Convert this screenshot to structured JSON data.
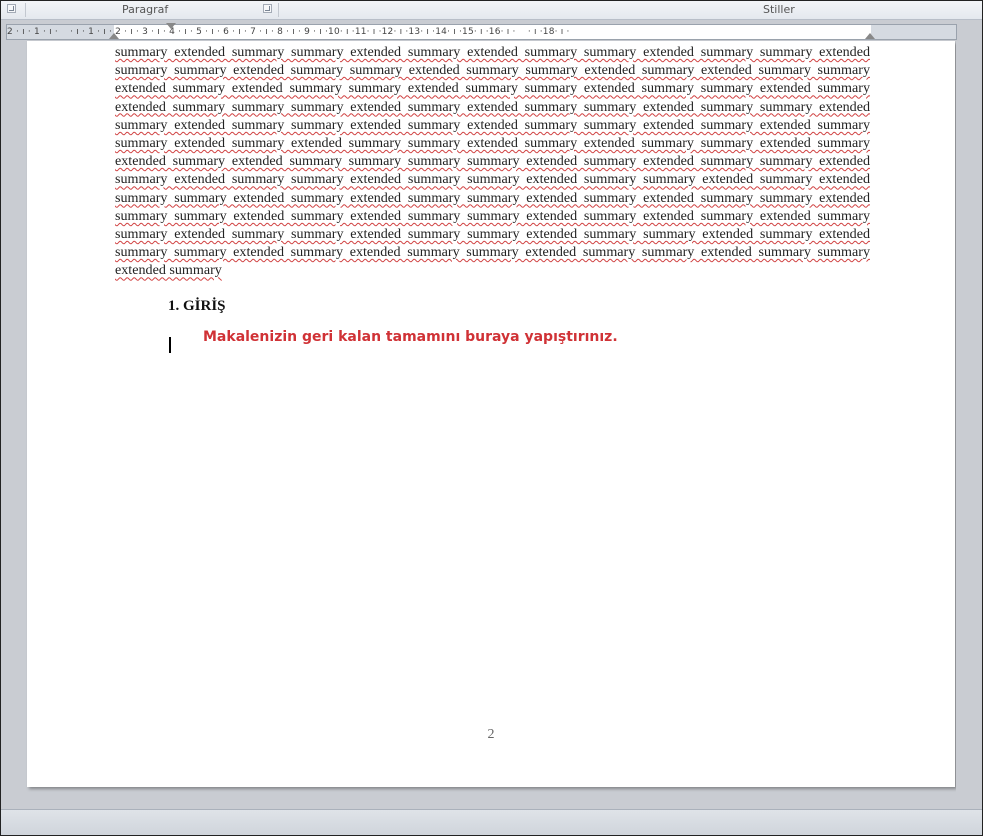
{
  "ribbon": {
    "paragraph_group_label": "Paragraf",
    "styles_group_label": "Stiller"
  },
  "ruler": {
    "ticks": "2 · ı · 1 · ı ·    · ı · 1 · ı · 2 · ı · 3 · ı · 4 · ı · 5 · ı · 6 · ı · 7 · ı · 8 · ı · 9 · ı ·10· ı ·11· ı ·12· ı ·13· ı ·14· ı ·15· ı ·16· ı ·    · ı ·18· ı ·"
  },
  "document": {
    "summary_text": "summary extended summary summary extended summary extended summary summary extended summary summary extended summary summary extended summary summary extended summary summary extended summary extended summary summary extended summary extended summary summary extended summary summary extended summary summary extended summary extended summary summary summary extended summary extended summary summary extended summary summary extended summary extended summary summary extended summary extended summary summary extended summary extended summary summary extended summary extended summary summary extended summary extended summary summary extended summary extended summary extended summary summary summary summary extended summary extended summary summary extended summary extended summary summary extended summary summary extended summary summary extended summary extended summary summary extended summary extended summary summary extended summary extended summary summary extended summary summary extended summary extended summary summary extended summary extended summary extended summary summary extended summary summary extended summary summary extended summary summary extended summary extended summary summary extended summary extended summary summary extended summary summary extended summary summary extended summary",
    "heading": "1. GİRİŞ",
    "instruction": "Makalenizin geri kalan tamamını buraya yapıştırınız.",
    "page_number": "2"
  },
  "colors": {
    "instruction": "#d03236",
    "spellcheck_underline": "#d04040"
  }
}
- - - - -
**What to do**
Write the records out again in full, exactly, and skip every picture.

**Finished exercise**
Convert this screenshot to structured JSON data.
{
  "ribbon": {
    "paragraph_group_label": "Paragraf",
    "styles_group_label": "Stiller"
  },
  "ruler": {
    "ticks": "2 · ı · 1 · ı ·    · ı · 1 · ı · 2 · ı · 3 · ı · 4 · ı · 5 · ı · 6 · ı · 7 · ı · 8 · ı · 9 · ı ·10· ı ·11· ı ·12· ı ·13· ı ·14· ı ·15· ı ·16· ı ·    · ı ·18· ı ·"
  },
  "document": {
    "summary_text": "summary extended summary summary extended summary extended summary summary extended summary summary extended summary summary extended summary summary extended summary summary extended summary extended summary summary extended summary extended summary summary extended summary summary extended summary summary extended summary extended summary summary summary extended summary extended summary summary extended summary summary extended summary extended summary summary extended summary extended summary summary extended summary extended summary summary extended summary extended summary summary extended summary extended summary summary extended summary extended summary extended summary summary summary summary extended summary extended summary summary extended summary extended summary summary extended summary summary extended summary summary extended summary extended summary summary extended summary extended summary summary extended summary extended summary summary extended summary summary extended summary extended summary summary extended summary extended summary extended summary summary extended summary summary extended summary summary extended summary summary extended summary extended summary summary extended summary extended summary summary extended summary summary extended summary summary extended summary",
    "heading": "1. GİRİŞ",
    "instruction": "Makalenizin geri kalan tamamını buraya yapıştırınız.",
    "page_number": "2"
  },
  "colors": {
    "instruction": "#d03236",
    "spellcheck_underline": "#d04040"
  }
}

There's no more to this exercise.